▸ **INPUT**:
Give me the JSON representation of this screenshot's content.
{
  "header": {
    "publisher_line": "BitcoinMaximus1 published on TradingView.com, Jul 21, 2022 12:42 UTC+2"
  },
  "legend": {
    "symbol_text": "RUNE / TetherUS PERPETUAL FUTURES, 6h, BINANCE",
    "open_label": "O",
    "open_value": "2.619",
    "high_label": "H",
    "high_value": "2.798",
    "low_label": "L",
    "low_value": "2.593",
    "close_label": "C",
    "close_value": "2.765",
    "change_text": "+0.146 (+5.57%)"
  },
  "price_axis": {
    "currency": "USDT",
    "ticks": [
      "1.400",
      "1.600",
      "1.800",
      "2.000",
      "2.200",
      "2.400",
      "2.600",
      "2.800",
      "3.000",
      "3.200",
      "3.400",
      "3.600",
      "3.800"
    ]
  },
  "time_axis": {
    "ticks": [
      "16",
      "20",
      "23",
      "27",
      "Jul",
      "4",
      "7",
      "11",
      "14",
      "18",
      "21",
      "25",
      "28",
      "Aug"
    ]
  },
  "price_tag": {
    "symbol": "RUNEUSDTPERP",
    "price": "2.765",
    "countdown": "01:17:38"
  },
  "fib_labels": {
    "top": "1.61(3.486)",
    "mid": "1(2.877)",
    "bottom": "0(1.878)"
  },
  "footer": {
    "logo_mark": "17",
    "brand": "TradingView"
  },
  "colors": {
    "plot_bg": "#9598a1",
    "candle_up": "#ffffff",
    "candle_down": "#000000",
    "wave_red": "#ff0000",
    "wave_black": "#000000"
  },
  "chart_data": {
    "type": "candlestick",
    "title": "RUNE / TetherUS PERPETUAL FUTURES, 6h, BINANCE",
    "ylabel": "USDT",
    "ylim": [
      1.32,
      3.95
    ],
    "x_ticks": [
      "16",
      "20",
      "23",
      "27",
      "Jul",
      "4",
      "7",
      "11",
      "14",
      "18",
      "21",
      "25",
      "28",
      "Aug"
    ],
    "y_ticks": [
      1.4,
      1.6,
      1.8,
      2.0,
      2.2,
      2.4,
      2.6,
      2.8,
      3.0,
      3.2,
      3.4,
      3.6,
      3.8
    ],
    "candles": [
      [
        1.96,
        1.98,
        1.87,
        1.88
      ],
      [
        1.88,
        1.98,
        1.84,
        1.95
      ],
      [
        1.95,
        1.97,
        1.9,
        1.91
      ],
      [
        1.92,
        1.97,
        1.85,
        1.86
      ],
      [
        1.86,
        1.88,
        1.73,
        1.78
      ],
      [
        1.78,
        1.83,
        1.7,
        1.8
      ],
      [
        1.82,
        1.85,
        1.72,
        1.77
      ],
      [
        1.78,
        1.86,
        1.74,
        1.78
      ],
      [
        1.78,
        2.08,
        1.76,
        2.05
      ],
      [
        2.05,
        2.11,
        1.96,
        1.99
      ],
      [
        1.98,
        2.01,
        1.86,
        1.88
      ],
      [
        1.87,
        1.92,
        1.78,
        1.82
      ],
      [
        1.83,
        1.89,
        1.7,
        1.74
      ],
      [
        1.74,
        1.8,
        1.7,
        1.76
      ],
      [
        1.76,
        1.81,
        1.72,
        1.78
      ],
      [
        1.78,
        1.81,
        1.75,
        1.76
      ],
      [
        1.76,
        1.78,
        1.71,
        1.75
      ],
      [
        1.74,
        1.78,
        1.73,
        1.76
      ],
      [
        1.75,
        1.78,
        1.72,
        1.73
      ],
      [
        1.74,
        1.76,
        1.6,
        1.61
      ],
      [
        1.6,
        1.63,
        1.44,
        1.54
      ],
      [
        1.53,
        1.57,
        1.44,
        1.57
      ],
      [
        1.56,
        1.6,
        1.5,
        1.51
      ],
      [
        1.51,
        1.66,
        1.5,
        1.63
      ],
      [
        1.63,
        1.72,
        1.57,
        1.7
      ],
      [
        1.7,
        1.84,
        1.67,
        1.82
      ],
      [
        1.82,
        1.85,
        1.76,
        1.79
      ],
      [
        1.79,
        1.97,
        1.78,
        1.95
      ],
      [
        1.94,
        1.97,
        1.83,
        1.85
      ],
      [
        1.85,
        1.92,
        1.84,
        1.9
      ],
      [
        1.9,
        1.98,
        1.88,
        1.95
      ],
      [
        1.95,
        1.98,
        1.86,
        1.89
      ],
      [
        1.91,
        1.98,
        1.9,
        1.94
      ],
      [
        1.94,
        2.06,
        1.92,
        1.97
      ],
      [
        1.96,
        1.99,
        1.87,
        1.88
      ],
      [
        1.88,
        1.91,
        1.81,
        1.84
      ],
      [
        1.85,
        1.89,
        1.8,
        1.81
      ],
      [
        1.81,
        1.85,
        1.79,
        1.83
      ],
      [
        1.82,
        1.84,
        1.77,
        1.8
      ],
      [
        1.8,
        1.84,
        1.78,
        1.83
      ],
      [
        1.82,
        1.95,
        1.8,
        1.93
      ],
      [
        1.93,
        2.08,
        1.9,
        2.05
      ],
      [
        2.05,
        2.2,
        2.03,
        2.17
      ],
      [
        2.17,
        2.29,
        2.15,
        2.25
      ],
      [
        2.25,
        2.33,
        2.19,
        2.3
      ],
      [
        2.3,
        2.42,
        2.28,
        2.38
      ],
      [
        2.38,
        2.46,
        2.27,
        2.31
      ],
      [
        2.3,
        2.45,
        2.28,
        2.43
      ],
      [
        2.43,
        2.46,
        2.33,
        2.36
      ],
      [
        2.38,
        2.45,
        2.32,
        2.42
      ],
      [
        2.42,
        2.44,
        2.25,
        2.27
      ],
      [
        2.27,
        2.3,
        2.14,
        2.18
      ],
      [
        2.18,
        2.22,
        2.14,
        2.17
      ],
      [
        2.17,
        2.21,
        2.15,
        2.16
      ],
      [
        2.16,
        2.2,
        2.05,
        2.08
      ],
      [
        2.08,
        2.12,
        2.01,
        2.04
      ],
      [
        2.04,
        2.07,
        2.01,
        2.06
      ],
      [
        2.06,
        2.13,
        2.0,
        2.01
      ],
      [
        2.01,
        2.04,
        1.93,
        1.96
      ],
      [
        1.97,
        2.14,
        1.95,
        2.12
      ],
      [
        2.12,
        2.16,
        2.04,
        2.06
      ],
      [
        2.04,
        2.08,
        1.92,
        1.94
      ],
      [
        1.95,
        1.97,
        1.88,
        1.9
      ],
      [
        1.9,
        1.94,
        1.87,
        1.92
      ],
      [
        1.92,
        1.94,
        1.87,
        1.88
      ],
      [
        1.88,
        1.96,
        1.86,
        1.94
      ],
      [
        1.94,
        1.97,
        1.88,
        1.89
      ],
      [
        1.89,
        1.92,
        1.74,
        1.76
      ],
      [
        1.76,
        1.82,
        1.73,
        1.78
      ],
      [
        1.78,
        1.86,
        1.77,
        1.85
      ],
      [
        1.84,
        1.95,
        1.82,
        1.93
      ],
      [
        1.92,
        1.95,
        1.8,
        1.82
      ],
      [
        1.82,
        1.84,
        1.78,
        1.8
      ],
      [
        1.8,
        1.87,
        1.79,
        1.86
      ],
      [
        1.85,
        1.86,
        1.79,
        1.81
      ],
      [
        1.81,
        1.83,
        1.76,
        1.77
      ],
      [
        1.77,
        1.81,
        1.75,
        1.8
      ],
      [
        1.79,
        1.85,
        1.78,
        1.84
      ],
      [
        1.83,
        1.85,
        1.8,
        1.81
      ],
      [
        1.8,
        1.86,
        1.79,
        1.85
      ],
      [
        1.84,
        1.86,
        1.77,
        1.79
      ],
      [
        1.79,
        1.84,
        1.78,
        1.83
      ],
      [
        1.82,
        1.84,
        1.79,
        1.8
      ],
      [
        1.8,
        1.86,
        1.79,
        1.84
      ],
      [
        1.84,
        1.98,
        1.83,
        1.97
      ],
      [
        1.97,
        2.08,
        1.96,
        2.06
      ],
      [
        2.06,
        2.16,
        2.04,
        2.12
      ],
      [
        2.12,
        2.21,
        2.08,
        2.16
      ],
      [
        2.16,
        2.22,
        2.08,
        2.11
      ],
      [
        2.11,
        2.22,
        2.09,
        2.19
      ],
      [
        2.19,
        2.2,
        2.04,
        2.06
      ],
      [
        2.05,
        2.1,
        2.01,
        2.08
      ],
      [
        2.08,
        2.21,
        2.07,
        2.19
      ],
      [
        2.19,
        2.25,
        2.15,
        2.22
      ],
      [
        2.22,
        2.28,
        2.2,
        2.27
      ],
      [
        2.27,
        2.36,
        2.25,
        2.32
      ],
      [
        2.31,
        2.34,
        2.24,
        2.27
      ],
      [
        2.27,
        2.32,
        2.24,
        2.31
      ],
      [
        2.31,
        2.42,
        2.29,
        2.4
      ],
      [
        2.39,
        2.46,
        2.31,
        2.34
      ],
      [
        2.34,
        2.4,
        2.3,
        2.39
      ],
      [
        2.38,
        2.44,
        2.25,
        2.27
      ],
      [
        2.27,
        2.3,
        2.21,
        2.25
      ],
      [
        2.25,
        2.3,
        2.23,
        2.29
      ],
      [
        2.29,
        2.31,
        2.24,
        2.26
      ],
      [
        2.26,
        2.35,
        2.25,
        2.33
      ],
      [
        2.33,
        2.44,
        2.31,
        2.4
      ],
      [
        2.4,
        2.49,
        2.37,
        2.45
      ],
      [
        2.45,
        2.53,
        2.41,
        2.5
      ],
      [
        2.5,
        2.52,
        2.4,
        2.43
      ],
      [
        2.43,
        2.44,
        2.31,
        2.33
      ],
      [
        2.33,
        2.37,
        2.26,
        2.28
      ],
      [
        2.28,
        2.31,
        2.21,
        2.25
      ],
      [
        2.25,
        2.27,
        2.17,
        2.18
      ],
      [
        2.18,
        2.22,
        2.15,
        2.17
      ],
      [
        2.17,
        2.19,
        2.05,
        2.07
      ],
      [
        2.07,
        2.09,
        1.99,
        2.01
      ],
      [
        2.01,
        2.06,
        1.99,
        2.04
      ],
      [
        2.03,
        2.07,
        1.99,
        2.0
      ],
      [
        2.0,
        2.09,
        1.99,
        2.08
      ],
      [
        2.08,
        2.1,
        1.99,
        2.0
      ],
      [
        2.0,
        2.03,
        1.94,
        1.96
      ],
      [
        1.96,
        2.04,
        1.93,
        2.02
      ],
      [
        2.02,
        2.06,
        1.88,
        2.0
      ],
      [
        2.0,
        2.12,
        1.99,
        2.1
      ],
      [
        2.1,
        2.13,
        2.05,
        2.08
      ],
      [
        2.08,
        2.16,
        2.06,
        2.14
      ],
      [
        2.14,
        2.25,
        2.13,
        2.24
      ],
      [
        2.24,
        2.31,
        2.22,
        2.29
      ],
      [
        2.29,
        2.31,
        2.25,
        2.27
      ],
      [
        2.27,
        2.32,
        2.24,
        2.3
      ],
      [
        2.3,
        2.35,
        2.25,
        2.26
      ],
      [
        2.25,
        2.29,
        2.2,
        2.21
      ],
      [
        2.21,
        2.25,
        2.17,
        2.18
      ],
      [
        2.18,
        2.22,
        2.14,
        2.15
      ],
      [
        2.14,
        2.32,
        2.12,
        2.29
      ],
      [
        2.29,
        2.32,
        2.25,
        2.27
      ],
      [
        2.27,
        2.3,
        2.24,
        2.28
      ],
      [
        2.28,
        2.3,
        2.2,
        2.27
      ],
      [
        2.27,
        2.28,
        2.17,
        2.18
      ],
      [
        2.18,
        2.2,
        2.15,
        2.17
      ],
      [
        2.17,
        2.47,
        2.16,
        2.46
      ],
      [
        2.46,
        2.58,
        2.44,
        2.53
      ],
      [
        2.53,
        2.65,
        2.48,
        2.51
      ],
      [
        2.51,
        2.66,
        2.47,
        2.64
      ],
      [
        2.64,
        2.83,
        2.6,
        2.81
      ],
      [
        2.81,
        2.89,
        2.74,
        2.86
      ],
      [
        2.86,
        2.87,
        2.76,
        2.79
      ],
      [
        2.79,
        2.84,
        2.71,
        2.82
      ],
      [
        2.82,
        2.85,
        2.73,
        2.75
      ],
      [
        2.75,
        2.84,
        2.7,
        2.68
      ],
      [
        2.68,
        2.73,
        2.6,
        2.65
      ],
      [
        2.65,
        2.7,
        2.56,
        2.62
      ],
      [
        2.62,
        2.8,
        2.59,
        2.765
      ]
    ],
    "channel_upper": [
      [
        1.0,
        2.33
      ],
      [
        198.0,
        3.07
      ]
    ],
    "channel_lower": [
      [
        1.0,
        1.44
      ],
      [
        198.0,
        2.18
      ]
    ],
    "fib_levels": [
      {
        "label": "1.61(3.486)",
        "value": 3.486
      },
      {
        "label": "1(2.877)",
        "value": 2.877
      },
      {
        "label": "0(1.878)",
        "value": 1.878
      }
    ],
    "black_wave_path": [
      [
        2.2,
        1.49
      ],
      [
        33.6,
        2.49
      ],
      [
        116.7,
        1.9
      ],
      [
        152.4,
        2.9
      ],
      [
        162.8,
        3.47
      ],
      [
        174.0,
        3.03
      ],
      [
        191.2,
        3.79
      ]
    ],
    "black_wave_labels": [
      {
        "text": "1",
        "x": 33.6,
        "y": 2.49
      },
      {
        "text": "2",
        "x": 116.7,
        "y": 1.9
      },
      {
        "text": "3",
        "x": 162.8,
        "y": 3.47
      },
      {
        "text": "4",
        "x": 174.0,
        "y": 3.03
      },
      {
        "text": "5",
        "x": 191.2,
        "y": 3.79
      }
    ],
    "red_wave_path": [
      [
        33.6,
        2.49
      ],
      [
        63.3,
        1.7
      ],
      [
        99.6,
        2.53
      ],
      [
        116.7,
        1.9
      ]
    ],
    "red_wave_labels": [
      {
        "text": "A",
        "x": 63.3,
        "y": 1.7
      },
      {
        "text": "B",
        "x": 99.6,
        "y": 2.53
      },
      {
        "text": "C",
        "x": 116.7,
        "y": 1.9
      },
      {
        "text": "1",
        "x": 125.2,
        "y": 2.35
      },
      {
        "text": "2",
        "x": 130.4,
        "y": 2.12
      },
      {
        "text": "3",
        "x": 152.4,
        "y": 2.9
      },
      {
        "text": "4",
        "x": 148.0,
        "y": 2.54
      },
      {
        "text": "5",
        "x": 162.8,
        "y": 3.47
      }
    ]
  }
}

▸ **TASK DETAILS**:
Search the records for the word "PERPETUAL" and copy every line where it occurs.

▸ **EXERCISE RESPONSE**:
    "symbol_text": "RUNE / TetherUS PERPETUAL FUTURES, 6h, BINANCE",
    "title": "RUNE / TetherUS PERPETUAL FUTURES, 6h, BINANCE",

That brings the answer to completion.